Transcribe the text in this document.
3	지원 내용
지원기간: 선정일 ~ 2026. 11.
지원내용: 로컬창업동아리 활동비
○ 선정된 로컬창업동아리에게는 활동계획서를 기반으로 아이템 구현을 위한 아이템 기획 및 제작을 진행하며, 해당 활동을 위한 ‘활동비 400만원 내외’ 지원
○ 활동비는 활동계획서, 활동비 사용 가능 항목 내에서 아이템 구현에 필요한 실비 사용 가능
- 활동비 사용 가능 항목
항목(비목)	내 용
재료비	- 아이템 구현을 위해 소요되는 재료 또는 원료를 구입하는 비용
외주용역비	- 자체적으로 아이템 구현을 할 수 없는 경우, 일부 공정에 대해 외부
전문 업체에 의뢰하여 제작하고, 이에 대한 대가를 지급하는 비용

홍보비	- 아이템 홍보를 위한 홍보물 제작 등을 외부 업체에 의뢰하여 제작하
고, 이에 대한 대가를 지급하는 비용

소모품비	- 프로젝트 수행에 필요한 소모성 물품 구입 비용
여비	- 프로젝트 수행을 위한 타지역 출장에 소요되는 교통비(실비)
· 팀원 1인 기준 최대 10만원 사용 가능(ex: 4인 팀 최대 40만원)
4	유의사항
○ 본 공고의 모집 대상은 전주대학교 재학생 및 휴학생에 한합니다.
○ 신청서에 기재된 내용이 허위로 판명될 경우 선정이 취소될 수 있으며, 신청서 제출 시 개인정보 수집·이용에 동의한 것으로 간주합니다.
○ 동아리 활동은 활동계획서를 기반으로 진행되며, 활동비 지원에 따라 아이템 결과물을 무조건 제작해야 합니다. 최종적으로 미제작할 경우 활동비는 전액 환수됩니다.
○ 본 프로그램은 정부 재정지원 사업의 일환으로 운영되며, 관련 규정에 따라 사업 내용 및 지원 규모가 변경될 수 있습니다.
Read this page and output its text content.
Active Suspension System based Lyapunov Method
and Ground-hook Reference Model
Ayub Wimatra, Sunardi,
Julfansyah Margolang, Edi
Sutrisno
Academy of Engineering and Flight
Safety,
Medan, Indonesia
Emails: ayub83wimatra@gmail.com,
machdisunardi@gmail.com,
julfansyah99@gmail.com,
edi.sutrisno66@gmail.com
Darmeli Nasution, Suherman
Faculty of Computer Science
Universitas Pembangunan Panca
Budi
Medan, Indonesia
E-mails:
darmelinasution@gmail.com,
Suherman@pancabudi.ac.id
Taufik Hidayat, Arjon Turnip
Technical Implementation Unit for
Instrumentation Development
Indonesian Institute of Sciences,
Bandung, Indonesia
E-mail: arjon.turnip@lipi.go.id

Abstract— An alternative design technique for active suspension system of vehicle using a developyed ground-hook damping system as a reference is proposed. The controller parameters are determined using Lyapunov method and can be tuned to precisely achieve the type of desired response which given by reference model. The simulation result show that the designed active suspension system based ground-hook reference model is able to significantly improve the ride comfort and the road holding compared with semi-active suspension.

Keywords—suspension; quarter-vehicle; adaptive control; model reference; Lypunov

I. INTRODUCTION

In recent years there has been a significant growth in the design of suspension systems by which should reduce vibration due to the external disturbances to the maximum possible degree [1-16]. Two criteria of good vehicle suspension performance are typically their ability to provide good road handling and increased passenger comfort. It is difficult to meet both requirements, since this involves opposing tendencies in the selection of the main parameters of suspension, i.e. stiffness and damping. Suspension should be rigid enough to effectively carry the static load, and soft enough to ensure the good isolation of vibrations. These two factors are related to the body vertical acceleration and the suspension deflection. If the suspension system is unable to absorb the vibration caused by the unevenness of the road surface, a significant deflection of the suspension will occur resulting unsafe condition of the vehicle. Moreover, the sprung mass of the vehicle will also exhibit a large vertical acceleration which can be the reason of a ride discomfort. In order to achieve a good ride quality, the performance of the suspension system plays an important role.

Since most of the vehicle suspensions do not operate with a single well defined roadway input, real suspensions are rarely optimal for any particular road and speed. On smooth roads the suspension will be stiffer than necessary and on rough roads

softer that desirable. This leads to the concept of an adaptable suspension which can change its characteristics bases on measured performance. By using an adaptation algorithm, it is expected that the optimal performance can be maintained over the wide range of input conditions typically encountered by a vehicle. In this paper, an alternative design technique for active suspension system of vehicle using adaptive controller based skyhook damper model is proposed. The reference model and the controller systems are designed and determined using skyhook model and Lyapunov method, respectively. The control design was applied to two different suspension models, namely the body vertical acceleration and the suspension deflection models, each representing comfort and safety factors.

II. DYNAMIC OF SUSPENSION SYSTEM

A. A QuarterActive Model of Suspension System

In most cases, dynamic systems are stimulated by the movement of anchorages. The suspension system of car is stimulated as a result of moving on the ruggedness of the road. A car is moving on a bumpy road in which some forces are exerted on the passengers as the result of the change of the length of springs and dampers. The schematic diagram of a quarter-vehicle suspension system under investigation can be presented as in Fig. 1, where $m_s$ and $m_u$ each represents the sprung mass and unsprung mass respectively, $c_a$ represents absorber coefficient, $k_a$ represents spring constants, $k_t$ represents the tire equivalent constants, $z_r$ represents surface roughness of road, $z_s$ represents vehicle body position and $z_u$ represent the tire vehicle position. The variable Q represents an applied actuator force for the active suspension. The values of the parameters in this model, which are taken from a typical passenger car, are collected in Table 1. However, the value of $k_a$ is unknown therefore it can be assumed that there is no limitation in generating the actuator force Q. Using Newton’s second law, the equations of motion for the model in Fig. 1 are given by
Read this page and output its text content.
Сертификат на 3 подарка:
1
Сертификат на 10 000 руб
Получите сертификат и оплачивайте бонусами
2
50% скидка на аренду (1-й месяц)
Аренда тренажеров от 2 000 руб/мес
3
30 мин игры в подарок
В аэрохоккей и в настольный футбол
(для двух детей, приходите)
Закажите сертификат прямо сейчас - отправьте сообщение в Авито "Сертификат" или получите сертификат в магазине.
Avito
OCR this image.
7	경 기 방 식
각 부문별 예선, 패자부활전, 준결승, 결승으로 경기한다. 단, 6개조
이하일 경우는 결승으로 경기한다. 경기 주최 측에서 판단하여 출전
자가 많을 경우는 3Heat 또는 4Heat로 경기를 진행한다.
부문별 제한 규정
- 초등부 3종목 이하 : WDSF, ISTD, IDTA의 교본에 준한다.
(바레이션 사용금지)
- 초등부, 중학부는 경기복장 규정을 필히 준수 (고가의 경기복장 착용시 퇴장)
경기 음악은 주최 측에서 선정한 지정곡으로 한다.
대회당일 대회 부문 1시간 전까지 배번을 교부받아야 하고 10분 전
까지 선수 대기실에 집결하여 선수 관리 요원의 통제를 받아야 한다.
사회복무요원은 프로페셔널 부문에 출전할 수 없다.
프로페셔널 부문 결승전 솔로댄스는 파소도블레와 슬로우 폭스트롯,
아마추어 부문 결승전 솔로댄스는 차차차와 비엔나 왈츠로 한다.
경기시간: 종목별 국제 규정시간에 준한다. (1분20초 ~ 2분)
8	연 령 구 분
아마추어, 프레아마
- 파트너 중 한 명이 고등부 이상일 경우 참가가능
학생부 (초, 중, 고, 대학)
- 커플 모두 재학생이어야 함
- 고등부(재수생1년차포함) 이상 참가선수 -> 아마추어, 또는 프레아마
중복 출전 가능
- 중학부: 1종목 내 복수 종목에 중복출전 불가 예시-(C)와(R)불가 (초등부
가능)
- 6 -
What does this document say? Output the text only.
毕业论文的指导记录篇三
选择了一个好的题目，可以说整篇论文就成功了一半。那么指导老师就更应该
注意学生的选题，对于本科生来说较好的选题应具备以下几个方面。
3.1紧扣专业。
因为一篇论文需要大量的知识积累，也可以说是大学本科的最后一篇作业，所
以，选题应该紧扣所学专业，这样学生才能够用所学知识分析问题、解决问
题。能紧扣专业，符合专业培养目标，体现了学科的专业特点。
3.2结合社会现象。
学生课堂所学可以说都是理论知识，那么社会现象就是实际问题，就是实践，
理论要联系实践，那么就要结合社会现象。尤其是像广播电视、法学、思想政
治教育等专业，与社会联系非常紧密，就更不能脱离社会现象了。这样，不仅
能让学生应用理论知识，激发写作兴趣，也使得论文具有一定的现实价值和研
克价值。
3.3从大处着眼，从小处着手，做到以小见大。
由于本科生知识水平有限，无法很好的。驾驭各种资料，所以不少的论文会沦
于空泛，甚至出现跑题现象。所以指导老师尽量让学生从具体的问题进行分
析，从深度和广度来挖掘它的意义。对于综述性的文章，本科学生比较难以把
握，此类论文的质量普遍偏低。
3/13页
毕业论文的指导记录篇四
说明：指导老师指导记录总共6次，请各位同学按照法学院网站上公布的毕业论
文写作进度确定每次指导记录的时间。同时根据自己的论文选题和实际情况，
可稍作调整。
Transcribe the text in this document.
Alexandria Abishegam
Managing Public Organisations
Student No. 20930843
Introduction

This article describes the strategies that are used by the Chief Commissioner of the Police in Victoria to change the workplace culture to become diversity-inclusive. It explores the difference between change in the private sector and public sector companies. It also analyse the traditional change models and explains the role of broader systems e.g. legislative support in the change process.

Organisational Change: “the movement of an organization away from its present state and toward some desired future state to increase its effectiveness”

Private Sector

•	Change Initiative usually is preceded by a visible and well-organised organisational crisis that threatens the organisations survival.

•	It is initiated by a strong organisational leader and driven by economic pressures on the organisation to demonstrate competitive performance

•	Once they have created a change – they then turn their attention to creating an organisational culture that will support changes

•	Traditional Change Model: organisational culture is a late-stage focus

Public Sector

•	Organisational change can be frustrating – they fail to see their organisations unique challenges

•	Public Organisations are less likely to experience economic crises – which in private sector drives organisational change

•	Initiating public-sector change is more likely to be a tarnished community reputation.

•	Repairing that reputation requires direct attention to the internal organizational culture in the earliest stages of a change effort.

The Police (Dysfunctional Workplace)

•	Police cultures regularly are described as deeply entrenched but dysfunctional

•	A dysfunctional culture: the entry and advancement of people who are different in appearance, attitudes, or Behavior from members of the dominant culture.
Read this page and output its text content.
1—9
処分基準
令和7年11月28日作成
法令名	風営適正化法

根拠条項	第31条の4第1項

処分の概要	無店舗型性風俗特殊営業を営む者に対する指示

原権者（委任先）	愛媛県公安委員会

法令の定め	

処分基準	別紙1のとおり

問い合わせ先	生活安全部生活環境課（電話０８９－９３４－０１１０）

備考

EXERCISE | Take each line containing the string "Suherman" and copy it out.

REPLY TO THE EXERCISE |
Darmeli Nasution, Suherman
Suherman@pancabudi.ac.id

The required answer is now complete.